THE EXERCISE ▸ Which lines have the string "this"? Copy all of them from the entries below.

RECORDS SHOWN ▸
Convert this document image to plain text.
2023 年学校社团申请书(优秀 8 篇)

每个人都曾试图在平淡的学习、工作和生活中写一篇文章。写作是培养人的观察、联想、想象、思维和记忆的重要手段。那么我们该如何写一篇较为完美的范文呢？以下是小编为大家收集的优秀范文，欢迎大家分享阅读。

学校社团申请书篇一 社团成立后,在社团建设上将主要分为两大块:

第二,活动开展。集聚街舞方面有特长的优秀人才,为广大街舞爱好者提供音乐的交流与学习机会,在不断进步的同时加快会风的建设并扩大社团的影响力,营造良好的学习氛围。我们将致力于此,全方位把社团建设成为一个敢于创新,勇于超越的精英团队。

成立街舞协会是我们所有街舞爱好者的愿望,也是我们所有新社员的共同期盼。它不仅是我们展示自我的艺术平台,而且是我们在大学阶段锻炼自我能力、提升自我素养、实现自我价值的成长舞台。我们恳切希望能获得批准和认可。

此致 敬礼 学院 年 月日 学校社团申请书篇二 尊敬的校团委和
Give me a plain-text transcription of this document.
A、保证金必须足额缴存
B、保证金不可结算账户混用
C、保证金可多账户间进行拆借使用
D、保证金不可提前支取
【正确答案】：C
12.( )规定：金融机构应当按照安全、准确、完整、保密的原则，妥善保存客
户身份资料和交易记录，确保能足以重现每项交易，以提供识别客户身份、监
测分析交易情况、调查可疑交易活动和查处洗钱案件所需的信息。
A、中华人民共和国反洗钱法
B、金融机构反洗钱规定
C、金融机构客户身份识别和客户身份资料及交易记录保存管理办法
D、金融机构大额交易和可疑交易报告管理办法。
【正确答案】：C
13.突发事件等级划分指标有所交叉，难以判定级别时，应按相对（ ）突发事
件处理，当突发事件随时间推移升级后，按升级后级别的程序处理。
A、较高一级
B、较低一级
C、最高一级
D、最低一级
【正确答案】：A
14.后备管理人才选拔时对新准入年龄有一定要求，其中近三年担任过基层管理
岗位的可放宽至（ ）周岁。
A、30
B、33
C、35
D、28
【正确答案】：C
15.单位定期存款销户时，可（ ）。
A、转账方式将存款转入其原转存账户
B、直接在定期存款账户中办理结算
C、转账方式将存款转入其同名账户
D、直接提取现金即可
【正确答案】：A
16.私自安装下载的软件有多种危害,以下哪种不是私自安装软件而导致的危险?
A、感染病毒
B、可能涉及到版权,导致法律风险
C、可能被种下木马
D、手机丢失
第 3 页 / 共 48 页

WRITTEN REPLY ▸
Convert this document image to plain text.
Give me a plain-text transcription of this document.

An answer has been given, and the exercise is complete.